Problem to solve
Copy out the listing exactly.

Data provided
■ ■ ■ ■ ■
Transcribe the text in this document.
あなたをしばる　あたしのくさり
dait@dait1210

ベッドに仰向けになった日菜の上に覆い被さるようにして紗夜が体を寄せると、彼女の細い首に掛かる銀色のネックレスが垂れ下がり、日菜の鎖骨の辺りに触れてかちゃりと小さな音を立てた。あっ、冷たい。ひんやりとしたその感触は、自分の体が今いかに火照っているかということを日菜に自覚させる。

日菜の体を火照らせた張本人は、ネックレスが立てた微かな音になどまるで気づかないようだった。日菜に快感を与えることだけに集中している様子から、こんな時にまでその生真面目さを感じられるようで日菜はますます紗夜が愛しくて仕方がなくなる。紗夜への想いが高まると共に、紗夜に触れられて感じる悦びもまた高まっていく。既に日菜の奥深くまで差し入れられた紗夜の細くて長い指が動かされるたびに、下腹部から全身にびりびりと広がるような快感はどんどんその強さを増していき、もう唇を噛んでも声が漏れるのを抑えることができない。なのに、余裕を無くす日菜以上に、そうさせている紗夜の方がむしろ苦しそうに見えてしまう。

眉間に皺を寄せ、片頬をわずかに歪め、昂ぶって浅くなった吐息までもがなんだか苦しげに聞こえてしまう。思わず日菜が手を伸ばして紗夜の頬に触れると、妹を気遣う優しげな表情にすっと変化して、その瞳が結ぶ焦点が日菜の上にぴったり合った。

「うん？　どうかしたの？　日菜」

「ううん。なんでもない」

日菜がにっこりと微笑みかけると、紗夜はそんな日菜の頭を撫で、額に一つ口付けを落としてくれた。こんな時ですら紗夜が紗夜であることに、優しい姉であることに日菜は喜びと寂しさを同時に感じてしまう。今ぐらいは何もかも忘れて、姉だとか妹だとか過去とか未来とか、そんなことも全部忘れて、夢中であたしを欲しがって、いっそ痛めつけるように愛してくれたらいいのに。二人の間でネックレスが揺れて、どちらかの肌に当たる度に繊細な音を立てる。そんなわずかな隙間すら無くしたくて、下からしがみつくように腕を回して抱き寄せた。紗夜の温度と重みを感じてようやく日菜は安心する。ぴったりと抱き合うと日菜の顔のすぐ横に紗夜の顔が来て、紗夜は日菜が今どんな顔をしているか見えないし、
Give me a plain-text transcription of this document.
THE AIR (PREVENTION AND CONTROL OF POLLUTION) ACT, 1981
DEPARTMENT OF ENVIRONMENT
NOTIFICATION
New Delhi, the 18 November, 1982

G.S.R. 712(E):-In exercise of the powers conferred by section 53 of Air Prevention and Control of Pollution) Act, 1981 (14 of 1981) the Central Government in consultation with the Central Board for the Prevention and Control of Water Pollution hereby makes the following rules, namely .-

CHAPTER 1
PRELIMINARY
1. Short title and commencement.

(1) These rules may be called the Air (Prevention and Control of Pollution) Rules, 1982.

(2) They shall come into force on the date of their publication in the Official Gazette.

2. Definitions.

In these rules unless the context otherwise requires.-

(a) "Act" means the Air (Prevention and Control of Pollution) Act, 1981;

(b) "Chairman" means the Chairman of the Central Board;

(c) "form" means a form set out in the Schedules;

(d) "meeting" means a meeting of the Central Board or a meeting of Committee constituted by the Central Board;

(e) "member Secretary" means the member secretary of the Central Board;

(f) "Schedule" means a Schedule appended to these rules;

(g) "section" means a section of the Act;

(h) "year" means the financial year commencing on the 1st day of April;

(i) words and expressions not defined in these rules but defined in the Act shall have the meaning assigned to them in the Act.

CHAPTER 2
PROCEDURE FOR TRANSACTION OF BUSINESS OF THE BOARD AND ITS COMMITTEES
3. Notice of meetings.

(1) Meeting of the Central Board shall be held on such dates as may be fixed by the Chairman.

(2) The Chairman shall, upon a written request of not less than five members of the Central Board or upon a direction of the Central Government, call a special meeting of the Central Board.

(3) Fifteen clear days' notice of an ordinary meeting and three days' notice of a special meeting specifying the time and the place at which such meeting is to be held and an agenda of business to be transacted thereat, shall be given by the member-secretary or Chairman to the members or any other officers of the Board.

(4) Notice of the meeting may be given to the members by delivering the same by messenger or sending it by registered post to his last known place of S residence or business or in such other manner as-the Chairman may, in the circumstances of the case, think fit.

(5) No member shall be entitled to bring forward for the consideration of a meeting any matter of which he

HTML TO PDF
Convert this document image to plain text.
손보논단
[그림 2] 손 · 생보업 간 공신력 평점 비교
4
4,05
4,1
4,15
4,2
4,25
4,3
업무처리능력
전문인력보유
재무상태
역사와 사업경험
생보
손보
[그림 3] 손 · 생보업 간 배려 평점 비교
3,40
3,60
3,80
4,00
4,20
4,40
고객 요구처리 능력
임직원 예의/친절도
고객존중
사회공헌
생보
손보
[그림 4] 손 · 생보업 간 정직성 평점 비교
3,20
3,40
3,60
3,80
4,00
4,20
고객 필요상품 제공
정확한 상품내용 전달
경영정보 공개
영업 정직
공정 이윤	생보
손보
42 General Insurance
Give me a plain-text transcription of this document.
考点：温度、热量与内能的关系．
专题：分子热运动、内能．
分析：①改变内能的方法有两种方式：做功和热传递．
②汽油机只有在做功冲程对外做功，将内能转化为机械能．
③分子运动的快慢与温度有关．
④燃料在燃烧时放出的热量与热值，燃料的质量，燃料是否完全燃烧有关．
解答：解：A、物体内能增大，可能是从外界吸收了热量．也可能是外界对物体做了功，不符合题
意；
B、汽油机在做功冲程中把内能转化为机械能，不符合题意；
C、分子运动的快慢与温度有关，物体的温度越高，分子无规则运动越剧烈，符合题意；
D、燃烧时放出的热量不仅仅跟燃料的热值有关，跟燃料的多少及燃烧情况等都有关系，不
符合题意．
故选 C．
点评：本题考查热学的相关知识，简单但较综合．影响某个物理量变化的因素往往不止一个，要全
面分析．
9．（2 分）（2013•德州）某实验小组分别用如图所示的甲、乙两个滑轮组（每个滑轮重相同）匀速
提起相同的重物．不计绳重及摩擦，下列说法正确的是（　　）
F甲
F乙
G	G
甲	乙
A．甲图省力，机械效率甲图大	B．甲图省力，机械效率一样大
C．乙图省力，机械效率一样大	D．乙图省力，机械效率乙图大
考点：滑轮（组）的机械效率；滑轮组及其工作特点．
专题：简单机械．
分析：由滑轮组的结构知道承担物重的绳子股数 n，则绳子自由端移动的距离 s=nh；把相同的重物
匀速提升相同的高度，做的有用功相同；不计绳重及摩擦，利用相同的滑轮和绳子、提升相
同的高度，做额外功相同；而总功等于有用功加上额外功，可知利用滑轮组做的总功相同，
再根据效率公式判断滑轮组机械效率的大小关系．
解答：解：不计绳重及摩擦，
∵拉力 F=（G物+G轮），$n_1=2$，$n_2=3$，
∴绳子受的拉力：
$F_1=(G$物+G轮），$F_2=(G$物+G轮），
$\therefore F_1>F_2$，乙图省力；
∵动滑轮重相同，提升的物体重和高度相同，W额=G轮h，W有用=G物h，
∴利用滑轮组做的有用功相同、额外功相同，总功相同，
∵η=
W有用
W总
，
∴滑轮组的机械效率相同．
■ ■ ■ ■ ■
Solution to this problem
Transcribe the text in this document.
あなたをしばる　あたしのくさり
dait@dait1210

ベッドに仰向けになった日菜の上に覆い被さるようにして紗夜が体を寄せると、彼女の細い首に掛かる銀色のネックレスが垂れ下がり、日菜の鎖骨の辺りに触れてかちゃりと小さな音を立てた。あっ、冷たい。ひんやりとしたその感触は、自分の体が今いかに火照っているかということを日菜に自覚させる。

日菜の体を火照らせた張本人は、ネックレスが立てた微かな音になどまるで気づかないようだった。日菜に快感を与えることだけに集中している様子から、こんな時にまでその生真面目さを感じられるようで日菜はますます紗夜が愛しくて仕方がなくなる。紗夜への想いが高まると共に、紗夜に触れられて感じる悦びもまた高まっていく。既に日菜の奥深くまで差し入れられた紗夜の細くて長い指が動かされるたびに、下腹部から全身にびりびりと広がるような快感はどんどんその強さを増していき、もう唇を噛んでも声が漏れるのを抑えることができない。なのに、余裕を無くす日菜以上に、そうさせている紗夜の方がむしろ苦しそうに見えてしまう。

眉間に皺を寄せ、片頬をわずかに歪め、昂ぶって浅くなった吐息までもがなんだか苦しげに聞こえてしまう。思わず日菜が手を伸ばして紗夜の頬に触れると、妹を気遣う優しげな表情にすっと変化して、その瞳が結ぶ焦点が日菜の上にぴったり合った。

「うん？　どうかしたの？　日菜」

「ううん。なんでもない」

日菜がにっこりと微笑みかけると、紗夜はそんな日菜の頭を撫で、額に一つ口付けを落としてくれた。こんな時ですら紗夜が紗夜であることに、優しい姉であることに日菜は喜びと寂しさを同時に感じてしまう。今ぐらいは何もかも忘れて、姉だとか妹だとか過去とか未来とか、そんなことも全部忘れて、夢中であたしを欲しがって、いっそ痛めつけるように愛してくれたらいいのに。二人の間でネックレスが揺れて、どちらかの肌に当たる度に繊細な音を立てる。そんなわずかな隙間すら無くしたくて、下からしがみつくように腕を回して抱き寄せた。紗夜の温度と重みを感じてようやく日菜は安心する。ぴったりと抱き合うと日菜の顔のすぐ横に紗夜の顔が来て、紗夜は日菜が今どんな顔をしているか見えないし、
Give me a plain-text transcription of this document.
THE AIR (PREVENTION AND CONTROL OF POLLUTION) ACT, 1981
DEPARTMENT OF ENVIRONMENT
NOTIFICATION
New Delhi, the 18 November, 1982

G.S.R. 712(E):-In exercise of the powers conferred by section 53 of Air Prevention and Control of Pollution) Act, 1981 (14 of 1981) the Central Government in consultation with the Central Board for the Prevention and Control of Water Pollution hereby makes the following rules, namely .-

CHAPTER 1
PRELIMINARY
1. Short title and commencement.

(1) These rules may be called the Air (Prevention and Control of Pollution) Rules, 1982.

(2) They shall come into force on the date of their publication in the Official Gazette.

2. Definitions.

In these rules unless the context otherwise requires.-

(a) "Act" means the Air (Prevention and Control of Pollution) Act, 1981;

(b) "Chairman" means the Chairman of the Central Board;

(c) "form" means a form set out in the Schedules;

(d) "meeting" means a meeting of the Central Board or a meeting of Committee constituted by the Central Board;

(e) "member Secretary" means the member secretary of the Central Board;

(f) "Schedule" means a Schedule appended to these rules;

(g) "section" means a section of the Act;

(h) "year" means the financial year commencing on the 1st day of April;

(i) words and expressions not defined in these rules but defined in the Act shall have the meaning assigned to them in the Act.

CHAPTER 2
PROCEDURE FOR TRANSACTION OF BUSINESS OF THE BOARD AND ITS COMMITTEES
3. Notice of meetings.

(1) Meeting of the Central Board shall be held on such dates as may be fixed by the Chairman.

(2) The Chairman shall, upon a written request of not less than five members of the Central Board or upon a direction of the Central Government, call a special meeting of the Central Board.

(3) Fifteen clear days' notice of an ordinary meeting and three days' notice of a special meeting specifying the time and the place at which such meeting is to be held and an agenda of business to be transacted thereat, shall be given by the member-secretary or Chairman to the members or any other officers of the Board.

(4) Notice of the meeting may be given to the members by delivering the same by messenger or sending it by registered post to his last known place of S residence or business or in such other manner as-the Chairman may, in the circumstances of the case, think fit.

(5) No member shall be entitled to bring forward for the consideration of a meeting any matter of which he

HTML TO PDF
Convert this document image to plain text.
손보논단
[그림 2] 손 · 생보업 간 공신력 평점 비교
4
4,05
4,1
4,15
4,2
4,25
4,3
업무처리능력
전문인력보유
재무상태
역사와 사업경험
생보
손보
[그림 3] 손 · 생보업 간 배려 평점 비교
3,40
3,60
3,80
4,00
4,20
4,40
고객 요구처리 능력
임직원 예의/친절도
고객존중
사회공헌
생보
손보
[그림 4] 손 · 생보업 간 정직성 평점 비교
3,20
3,40
3,60
3,80
4,00
4,20
고객 필요상품 제공
정확한 상품내용 전달
경영정보 공개
영업 정직
공정 이윤	생보
손보
42 General Insurance
Give me a plain-text transcription of this document.
考点：温度、热量与内能的关系．
专题：分子热运动、内能．
分析：①改变内能的方法有两种方式：做功和热传递．
②汽油机只有在做功冲程对外做功，将内能转化为机械能．
③分子运动的快慢与温度有关．
④燃料在燃烧时放出的热量与热值，燃料的质量，燃料是否完全燃烧有关．
解答：解：A、物体内能增大，可能是从外界吸收了热量．也可能是外界对物体做了功，不符合题
意；
B、汽油机在做功冲程中把内能转化为机械能，不符合题意；
C、分子运动的快慢与温度有关，物体的温度越高，分子无规则运动越剧烈，符合题意；
D、燃烧时放出的热量不仅仅跟燃料的热值有关，跟燃料的多少及燃烧情况等都有关系，不
符合题意．
故选 C．
点评：本题考查热学的相关知识，简单但较综合．影响某个物理量变化的因素往往不止一个，要全
面分析．
9．（2 分）（2013•德州）某实验小组分别用如图所示的甲、乙两个滑轮组（每个滑轮重相同）匀速
提起相同的重物．不计绳重及摩擦，下列说法正确的是（　　）
F甲
F乙
G	G
甲	乙
A．甲图省力，机械效率甲图大	B．甲图省力，机械效率一样大
C．乙图省力，机械效率一样大	D．乙图省力，机械效率乙图大
考点：滑轮（组）的机械效率；滑轮组及其工作特点．
专题：简单机械．
分析：由滑轮组的结构知道承担物重的绳子股数 n，则绳子自由端移动的距离 s=nh；把相同的重物
匀速提升相同的高度，做的有用功相同；不计绳重及摩擦，利用相同的滑轮和绳子、提升相
同的高度，做额外功相同；而总功等于有用功加上额外功，可知利用滑轮组做的总功相同，
再根据效率公式判断滑轮组机械效率的大小关系．
解答：解：不计绳重及摩擦，
∵拉力 F=（G物+G轮），$n_1=2$，$n_2=3$，
∴绳子受的拉力：
$F_1=(G$物+G轮），$F_2=(G$物+G轮），
$\therefore F_1>F_2$，乙图省力；
∵动滑轮重相同，提升的物体重和高度相同，W额=G轮h，W有用=G物h，
∴利用滑轮组做的有用功相同、额外功相同，总功相同，
∵η=
W有用
W总
，
∴滑轮组的机械效率相同．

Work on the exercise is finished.